> _Directive_: Pull out every line containing the string "first".

> _Source data_:

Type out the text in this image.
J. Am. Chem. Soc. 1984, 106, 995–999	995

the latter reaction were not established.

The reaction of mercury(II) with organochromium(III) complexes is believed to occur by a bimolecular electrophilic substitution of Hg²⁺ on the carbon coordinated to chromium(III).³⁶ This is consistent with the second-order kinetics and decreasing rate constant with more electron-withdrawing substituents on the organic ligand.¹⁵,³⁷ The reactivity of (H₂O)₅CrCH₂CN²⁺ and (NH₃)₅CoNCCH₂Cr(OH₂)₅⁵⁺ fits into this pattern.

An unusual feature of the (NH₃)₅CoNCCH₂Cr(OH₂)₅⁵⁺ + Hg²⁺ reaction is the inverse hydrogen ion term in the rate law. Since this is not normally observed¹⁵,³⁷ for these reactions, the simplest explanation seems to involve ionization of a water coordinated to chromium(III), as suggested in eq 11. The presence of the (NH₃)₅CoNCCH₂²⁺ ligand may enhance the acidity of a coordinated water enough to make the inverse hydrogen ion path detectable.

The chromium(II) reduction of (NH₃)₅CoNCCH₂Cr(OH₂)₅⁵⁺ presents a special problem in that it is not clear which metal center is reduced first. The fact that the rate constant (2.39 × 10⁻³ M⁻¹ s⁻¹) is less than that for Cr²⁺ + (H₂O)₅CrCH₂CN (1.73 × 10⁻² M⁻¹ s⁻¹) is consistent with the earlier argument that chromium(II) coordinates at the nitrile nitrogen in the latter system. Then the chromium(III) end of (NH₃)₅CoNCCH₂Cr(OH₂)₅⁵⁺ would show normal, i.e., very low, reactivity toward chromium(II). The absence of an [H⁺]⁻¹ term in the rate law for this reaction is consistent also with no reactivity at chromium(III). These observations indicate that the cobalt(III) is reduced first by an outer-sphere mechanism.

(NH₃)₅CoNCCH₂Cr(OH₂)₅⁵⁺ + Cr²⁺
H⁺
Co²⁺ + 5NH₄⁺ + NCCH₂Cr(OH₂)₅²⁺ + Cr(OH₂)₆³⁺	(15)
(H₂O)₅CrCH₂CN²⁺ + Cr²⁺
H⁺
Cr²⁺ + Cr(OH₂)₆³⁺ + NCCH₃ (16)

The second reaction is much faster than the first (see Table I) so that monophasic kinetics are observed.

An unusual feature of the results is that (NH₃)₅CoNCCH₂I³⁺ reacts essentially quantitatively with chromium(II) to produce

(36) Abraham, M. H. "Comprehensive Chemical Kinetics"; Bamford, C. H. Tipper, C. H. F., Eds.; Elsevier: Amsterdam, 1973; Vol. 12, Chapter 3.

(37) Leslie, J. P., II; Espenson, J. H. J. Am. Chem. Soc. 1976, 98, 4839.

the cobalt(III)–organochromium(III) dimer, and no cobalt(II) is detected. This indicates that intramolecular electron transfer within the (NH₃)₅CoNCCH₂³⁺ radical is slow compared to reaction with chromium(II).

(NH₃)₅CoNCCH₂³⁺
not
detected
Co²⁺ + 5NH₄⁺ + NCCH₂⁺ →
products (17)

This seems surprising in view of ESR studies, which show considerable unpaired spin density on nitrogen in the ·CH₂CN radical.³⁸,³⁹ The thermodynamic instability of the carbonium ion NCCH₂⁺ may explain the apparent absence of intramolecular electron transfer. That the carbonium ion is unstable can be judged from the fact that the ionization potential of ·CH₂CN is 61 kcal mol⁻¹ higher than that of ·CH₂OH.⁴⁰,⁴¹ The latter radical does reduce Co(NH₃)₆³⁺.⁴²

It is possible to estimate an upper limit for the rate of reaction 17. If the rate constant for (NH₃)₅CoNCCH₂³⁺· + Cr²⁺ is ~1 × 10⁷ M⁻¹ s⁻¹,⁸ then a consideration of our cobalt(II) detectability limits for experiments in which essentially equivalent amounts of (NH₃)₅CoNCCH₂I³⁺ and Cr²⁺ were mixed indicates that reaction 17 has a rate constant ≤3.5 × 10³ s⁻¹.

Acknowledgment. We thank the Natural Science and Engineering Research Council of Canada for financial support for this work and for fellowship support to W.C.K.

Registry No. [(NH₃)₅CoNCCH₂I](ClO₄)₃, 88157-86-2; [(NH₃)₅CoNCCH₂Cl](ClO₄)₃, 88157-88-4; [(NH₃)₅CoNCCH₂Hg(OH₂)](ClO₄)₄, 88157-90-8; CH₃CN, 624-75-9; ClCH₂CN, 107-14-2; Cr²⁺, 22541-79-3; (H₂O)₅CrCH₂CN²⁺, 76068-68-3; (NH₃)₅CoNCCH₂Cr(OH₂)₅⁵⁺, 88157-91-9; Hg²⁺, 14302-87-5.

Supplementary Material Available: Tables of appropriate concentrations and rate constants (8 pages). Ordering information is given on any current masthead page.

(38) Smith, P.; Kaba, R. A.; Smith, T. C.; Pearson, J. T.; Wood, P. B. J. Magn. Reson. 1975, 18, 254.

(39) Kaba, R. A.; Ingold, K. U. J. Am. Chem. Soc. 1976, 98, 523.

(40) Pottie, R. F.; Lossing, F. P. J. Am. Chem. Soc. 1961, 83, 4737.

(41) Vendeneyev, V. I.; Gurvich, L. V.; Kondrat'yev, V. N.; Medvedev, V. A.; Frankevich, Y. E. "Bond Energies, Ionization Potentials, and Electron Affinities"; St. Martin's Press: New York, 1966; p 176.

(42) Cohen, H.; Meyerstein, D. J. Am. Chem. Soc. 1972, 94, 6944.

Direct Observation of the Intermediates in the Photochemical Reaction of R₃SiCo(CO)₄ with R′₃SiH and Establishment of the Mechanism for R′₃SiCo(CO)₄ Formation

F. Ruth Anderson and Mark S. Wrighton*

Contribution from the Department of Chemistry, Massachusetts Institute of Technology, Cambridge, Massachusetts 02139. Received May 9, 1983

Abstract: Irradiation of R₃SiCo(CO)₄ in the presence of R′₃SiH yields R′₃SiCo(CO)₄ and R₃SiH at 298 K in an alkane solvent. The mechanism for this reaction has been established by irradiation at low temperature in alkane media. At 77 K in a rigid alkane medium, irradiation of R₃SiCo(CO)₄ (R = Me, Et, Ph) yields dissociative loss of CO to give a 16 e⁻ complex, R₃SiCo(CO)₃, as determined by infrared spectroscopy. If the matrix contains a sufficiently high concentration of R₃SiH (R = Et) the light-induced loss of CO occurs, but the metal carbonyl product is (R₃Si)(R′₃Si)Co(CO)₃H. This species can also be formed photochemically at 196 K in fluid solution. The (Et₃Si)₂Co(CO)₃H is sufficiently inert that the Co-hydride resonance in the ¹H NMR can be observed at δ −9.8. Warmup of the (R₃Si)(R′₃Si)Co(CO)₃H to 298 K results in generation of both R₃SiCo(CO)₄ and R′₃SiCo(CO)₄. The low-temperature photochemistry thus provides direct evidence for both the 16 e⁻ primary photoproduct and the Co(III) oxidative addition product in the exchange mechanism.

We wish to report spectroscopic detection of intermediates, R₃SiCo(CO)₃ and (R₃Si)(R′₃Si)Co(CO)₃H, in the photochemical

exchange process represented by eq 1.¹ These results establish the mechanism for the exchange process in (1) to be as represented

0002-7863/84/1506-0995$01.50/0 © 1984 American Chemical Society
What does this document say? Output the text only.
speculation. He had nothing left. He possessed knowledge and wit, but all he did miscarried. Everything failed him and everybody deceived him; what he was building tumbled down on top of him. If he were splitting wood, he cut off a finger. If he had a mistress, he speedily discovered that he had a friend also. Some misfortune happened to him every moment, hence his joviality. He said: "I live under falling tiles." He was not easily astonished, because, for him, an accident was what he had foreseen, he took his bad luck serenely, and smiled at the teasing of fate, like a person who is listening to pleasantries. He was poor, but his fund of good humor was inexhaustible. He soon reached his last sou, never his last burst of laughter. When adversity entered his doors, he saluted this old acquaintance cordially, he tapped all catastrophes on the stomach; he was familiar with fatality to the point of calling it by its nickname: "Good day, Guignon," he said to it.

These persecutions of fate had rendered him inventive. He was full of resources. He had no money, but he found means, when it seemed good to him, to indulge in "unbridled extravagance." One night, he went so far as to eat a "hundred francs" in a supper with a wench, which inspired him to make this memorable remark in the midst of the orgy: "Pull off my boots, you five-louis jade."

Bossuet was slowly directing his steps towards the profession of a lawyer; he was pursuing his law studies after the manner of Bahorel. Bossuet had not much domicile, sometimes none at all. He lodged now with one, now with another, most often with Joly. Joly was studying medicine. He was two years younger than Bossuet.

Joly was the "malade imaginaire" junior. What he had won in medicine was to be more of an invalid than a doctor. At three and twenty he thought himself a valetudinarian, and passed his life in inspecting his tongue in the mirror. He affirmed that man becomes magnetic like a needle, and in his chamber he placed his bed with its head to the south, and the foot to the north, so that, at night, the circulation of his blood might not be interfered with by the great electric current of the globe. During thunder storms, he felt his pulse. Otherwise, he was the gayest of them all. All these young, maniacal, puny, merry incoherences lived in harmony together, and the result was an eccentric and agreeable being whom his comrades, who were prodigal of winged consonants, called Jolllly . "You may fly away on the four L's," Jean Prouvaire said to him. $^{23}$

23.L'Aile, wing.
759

> _Task response_:
The chromium(II) reduction of (NH₃)₅CoNCCH₂Cr(OH₂)₅⁵⁺ presents a special problem in that it is not clear which metal center is reduced first. The fact that the rate constant (2.39 × 10⁻³ M⁻¹ s⁻¹) is less than that for Cr²⁺ + (H₂O)₅CrCH₂CN (1.73 × 10⁻² M⁻¹ s⁻¹) is consistent with the earlier argument that chromium(II) coordinates at the nitrile nitrogen in the latter system. Then the chromium(III) end of (NH₃)₅CoNCCH₂Cr(OH₂)₅⁵⁺ would show normal, i.e., very low, reactivity toward chromium(II). The absence of an [H⁺]⁻¹ term in the rate law for this reaction is consistent also with no reactivity at chromium(III). These observations indicate that the cobalt(III) is reduced first by an outer-sphere mechanism.
The second reaction is much faster than the first (see Table I) so that monophasic kinetics are observed.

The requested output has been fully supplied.